- [SET PROBLEM] Set out the lines from the start of the entries through the line containing "selection-committee-paragraph: قومی سلیکشن" as a numbered list, skipping any blank lines.

- [PROVIDED DATA]
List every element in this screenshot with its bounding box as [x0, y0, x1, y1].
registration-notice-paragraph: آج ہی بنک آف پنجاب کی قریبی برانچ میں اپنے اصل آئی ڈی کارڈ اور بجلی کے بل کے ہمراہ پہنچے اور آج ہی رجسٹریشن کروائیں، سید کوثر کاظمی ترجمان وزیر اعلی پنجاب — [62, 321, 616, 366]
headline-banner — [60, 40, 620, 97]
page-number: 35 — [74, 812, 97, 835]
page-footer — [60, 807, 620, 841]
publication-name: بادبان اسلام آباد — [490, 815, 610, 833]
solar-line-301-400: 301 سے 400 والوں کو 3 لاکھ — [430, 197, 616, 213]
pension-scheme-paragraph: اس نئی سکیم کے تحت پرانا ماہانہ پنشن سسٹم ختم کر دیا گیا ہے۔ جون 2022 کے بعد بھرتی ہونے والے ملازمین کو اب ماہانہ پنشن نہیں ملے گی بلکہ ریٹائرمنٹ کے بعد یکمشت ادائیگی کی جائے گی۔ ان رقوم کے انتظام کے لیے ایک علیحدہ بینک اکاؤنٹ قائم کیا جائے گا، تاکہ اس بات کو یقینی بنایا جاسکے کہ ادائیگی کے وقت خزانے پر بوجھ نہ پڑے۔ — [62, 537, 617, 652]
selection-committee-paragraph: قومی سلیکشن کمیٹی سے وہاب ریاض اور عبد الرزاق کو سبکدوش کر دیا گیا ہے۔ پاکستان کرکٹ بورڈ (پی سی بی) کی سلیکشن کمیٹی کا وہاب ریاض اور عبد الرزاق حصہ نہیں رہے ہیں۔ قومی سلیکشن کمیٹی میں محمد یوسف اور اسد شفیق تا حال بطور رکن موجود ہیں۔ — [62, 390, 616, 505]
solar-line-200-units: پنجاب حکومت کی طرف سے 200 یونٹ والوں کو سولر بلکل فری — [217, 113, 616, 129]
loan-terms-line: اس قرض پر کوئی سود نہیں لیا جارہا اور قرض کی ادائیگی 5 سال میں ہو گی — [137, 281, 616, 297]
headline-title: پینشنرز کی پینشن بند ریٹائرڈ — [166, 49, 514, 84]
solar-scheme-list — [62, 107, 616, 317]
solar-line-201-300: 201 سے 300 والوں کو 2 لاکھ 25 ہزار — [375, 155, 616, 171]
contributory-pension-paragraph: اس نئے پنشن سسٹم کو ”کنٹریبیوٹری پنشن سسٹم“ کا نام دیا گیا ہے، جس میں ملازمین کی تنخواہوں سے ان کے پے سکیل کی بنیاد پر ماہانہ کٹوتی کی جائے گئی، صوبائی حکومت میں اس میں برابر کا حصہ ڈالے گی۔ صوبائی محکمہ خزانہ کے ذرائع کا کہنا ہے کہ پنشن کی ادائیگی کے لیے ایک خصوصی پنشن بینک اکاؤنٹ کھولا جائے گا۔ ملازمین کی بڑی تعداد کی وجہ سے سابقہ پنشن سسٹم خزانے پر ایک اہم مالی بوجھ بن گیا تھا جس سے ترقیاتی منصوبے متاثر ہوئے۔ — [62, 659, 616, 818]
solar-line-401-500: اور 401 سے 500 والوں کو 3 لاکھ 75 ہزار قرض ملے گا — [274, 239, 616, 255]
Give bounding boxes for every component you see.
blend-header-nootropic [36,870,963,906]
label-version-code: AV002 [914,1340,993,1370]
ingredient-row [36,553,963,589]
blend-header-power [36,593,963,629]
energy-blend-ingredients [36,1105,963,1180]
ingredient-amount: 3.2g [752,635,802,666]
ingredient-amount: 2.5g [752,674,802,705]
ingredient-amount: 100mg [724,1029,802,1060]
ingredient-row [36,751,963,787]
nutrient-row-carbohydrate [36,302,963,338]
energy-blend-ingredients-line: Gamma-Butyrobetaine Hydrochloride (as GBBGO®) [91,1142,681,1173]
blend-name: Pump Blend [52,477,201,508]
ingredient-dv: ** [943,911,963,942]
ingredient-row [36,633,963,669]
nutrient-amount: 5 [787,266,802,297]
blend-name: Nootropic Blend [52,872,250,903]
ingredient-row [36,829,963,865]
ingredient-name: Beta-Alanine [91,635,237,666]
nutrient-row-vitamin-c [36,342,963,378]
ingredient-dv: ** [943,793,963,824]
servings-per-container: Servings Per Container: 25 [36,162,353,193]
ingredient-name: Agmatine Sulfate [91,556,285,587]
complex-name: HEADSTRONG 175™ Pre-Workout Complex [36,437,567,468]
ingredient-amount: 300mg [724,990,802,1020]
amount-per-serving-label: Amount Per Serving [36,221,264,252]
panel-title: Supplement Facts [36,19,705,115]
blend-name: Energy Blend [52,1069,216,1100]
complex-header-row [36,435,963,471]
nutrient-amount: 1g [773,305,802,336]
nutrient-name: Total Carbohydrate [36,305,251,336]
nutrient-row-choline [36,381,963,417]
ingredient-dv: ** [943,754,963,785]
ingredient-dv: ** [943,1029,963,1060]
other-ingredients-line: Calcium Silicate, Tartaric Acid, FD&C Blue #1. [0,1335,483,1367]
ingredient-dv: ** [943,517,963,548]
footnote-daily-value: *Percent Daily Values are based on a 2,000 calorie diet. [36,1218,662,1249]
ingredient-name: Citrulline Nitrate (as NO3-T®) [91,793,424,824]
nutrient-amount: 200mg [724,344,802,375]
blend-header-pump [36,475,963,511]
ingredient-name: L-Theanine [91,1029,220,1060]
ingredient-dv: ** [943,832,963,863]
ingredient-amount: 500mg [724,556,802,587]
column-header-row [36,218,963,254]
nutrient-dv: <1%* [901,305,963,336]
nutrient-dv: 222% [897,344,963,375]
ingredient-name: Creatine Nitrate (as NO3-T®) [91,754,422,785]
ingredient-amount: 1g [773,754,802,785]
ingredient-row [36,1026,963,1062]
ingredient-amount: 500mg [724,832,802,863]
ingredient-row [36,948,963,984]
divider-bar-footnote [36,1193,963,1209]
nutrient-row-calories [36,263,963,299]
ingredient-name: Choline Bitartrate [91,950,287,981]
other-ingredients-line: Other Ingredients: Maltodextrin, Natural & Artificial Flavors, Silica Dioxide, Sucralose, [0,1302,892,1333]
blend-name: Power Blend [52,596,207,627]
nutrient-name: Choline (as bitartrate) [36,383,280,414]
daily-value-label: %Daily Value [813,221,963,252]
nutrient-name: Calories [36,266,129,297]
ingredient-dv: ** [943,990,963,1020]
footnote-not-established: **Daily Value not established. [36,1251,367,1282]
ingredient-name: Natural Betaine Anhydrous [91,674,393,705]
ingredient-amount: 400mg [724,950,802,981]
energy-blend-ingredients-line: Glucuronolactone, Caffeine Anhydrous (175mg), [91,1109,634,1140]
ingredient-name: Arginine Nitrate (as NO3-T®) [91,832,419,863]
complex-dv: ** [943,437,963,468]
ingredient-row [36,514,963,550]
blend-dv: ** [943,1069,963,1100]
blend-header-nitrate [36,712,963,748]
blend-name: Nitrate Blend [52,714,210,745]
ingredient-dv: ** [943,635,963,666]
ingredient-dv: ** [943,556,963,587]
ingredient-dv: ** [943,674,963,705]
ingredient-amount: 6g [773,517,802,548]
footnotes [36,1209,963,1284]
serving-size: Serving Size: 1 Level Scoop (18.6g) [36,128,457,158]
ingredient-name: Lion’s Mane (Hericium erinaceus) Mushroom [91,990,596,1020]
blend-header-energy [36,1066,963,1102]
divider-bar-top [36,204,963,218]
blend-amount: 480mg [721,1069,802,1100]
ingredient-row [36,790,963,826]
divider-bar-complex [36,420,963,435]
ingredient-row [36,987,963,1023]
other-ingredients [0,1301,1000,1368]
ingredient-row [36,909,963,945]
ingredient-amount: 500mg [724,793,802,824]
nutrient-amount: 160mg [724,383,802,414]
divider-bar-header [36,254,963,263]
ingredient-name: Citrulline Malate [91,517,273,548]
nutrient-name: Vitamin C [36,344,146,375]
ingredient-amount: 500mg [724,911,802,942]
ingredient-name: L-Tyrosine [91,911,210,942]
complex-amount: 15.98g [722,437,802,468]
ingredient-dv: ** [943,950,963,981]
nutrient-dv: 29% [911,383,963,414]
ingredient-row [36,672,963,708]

- [RESPONSE TO THE TASK]
1. List every element in this screenshot with its bounding box as [x0, y0, x1, y1].
2. registration-notice-paragraph: آج ہی بنک آف پنجاب کی قریبی برانچ میں اپنے اصل آئی ڈی کارڈ اور بجلی کے بل کے ہمراہ پہنچے اور آج ہی رجسٹریشن کروائیں، سید کوثر کاظمی ترجمان وزیر اعلی پنجاب — [62, 321, 616, 366]
3. headline-banner — [60, 40, 620, 97]
4. page-number: 35 — [74, 812, 97, 835]
5. page-footer — [60, 807, 620, 841]
6. publication-name: بادبان اسلام آباد — [490, 815, 610, 833]
7. solar-line-301-400: 301 سے 400 والوں کو 3 لاکھ — [430, 197, 616, 213]
8. pension-scheme-paragraph: اس نئی سکیم کے تحت پرانا ماہانہ پنشن سسٹم ختم کر دیا گیا ہے۔ جون 2022 کے بعد بھرتی ہونے والے ملازمین کو اب ماہانہ پنشن نہیں ملے گی بلکہ ریٹائرمنٹ کے بعد یکمشت ادائیگی کی جائے گی۔ ان رقوم کے انتظام کے لیے ایک علیحدہ بینک اکاؤنٹ قائم کیا جائے گا، تاکہ اس بات کو یقینی بنایا جاسکے کہ ادائیگی کے وقت خزانے پر بوجھ نہ پڑے۔ — [62, 537, 617, 652]
9. selection-committee-paragraph: قومی سلیکشن کمیٹی سے وہاب ریاض اور عبد الرزاق کو سبکدوش کر دیا گیا ہے۔ پاکستان کرکٹ بورڈ (پی سی بی) کی سلیکشن کمیٹی کا وہاب ریاض اور عبد الرزاق حصہ نہیں رہے ہیں۔ قومی سلیکشن کمیٹی میں محمد یوسف اور اسد شفیق تا حال بطور رکن موجود ہیں۔ — [62, 390, 616, 505]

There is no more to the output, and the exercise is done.